▶ [SET EXERCISE]: Which lines hold the string "JSON"? Copy every one of them.

---------------

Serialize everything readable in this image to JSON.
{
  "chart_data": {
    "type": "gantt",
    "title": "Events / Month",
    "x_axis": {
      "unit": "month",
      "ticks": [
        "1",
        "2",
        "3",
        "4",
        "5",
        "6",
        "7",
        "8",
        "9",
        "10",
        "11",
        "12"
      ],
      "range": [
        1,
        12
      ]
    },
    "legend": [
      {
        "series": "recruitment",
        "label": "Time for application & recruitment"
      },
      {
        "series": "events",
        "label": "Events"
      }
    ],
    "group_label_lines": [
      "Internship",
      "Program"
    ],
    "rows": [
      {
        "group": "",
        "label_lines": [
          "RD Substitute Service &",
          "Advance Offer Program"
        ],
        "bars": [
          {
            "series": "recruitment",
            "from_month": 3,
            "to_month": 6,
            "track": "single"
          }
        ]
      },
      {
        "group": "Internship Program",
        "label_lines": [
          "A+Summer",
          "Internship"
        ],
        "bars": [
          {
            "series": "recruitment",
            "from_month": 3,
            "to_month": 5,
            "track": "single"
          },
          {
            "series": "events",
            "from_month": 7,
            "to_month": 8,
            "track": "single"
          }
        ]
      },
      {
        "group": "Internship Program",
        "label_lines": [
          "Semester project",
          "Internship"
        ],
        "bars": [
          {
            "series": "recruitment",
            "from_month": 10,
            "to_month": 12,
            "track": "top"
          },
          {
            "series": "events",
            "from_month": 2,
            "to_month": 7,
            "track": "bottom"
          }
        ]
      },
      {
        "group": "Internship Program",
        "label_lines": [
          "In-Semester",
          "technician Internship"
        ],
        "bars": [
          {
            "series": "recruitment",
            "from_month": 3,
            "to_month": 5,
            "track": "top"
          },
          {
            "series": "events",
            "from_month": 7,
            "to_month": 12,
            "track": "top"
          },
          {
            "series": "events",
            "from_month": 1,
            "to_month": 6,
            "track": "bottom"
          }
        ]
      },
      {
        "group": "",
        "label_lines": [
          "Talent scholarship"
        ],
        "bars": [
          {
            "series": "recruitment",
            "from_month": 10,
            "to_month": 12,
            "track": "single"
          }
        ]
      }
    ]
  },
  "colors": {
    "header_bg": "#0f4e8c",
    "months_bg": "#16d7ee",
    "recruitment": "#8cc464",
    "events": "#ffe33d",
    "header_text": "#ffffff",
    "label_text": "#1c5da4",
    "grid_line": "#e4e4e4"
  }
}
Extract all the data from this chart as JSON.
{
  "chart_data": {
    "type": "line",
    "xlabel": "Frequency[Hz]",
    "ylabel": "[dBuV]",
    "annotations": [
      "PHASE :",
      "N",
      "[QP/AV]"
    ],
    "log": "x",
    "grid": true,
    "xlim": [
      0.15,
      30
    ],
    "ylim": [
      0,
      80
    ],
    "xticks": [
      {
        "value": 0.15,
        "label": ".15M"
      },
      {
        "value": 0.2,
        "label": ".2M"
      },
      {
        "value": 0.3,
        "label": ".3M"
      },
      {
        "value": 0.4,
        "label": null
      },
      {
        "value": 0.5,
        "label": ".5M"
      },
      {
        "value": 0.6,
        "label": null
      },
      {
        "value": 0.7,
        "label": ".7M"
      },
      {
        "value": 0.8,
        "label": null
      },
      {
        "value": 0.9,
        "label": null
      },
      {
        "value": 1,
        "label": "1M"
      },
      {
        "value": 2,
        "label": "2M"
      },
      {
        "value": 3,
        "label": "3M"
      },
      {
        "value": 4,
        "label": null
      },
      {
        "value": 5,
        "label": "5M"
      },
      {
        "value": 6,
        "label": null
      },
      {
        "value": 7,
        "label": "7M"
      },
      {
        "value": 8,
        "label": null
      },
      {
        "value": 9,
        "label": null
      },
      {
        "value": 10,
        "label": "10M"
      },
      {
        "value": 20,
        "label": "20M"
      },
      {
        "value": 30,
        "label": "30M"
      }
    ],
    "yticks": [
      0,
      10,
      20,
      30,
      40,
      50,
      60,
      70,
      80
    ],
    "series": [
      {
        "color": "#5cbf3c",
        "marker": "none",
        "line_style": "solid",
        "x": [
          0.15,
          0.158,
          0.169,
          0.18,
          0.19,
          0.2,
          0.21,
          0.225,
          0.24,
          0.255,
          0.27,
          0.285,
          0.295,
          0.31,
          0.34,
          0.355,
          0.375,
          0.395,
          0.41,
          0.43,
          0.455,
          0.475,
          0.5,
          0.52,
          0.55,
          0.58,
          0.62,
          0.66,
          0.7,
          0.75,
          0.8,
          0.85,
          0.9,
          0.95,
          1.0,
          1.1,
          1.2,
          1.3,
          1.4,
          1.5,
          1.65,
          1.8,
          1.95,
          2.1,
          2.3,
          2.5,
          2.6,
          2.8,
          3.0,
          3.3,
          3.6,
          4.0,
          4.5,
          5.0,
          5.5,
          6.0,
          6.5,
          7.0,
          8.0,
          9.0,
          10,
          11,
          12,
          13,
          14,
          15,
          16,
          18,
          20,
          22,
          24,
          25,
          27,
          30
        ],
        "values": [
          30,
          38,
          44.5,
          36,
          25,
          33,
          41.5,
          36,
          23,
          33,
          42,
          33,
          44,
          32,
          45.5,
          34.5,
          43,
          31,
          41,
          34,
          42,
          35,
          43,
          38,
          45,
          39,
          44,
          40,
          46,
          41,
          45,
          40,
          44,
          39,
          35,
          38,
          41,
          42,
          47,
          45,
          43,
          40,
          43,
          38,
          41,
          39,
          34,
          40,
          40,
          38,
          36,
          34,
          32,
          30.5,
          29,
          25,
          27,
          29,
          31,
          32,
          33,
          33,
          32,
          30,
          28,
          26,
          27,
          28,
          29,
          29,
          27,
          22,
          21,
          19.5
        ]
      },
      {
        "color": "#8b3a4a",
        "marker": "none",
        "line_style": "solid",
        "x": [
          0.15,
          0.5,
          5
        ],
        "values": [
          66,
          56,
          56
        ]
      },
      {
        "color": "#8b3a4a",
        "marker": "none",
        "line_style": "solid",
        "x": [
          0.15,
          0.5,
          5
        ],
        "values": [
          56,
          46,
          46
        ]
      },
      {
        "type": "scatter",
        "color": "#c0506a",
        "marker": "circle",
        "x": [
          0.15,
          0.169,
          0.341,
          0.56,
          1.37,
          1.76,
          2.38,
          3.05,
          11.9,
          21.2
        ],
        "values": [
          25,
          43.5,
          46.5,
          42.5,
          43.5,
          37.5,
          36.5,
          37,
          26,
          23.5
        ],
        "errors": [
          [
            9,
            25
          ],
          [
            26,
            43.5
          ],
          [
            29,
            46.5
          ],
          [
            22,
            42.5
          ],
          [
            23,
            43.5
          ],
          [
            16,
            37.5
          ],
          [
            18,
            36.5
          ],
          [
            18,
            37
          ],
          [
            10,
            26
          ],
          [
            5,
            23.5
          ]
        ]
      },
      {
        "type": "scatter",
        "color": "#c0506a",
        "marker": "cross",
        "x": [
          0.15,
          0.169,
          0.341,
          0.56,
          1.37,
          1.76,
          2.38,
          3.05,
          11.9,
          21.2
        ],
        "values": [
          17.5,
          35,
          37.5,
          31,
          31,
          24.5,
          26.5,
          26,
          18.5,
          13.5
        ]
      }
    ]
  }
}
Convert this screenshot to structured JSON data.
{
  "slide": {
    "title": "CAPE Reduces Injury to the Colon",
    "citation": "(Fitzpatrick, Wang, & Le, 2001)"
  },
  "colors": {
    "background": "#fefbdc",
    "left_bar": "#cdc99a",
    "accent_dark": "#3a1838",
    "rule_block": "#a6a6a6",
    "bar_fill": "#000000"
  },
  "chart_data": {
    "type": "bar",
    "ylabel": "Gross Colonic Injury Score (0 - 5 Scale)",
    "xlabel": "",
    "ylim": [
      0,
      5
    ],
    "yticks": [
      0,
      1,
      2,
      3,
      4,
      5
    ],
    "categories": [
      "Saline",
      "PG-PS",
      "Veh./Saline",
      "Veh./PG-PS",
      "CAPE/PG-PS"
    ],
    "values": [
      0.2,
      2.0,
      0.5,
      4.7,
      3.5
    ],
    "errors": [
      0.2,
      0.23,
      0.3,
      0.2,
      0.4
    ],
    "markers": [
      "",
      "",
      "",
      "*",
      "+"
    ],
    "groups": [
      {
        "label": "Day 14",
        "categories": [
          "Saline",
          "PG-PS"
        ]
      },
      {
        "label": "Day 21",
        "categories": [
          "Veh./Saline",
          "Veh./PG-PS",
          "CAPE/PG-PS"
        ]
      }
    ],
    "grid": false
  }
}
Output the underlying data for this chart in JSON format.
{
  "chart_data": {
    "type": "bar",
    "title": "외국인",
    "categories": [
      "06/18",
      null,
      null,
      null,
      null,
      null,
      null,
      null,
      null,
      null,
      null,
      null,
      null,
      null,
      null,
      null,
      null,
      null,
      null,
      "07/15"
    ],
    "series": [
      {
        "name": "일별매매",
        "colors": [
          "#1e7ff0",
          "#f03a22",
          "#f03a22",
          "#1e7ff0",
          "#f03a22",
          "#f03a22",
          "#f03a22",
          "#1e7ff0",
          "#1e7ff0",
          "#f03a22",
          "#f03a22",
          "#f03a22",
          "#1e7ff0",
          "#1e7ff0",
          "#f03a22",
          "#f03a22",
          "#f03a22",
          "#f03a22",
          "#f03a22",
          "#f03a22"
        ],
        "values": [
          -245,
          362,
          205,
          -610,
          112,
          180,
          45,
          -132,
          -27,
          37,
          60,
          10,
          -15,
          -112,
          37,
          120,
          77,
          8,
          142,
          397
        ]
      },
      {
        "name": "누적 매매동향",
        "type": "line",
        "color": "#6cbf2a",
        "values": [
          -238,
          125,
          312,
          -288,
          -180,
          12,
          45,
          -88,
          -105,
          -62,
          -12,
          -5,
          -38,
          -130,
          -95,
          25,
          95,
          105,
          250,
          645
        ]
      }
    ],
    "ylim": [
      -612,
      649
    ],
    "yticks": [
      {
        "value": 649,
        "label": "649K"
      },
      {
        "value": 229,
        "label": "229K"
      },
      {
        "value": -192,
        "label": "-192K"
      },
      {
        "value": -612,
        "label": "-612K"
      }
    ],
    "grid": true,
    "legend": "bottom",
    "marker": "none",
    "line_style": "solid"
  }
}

---------------

▶ [EXERCISE SOLUTION]:
Serialize everything readable in this image to JSON.
Extract all the data from this chart as JSON.
Convert this screenshot to structured JSON data.
Output the underlying data for this chart in JSON format.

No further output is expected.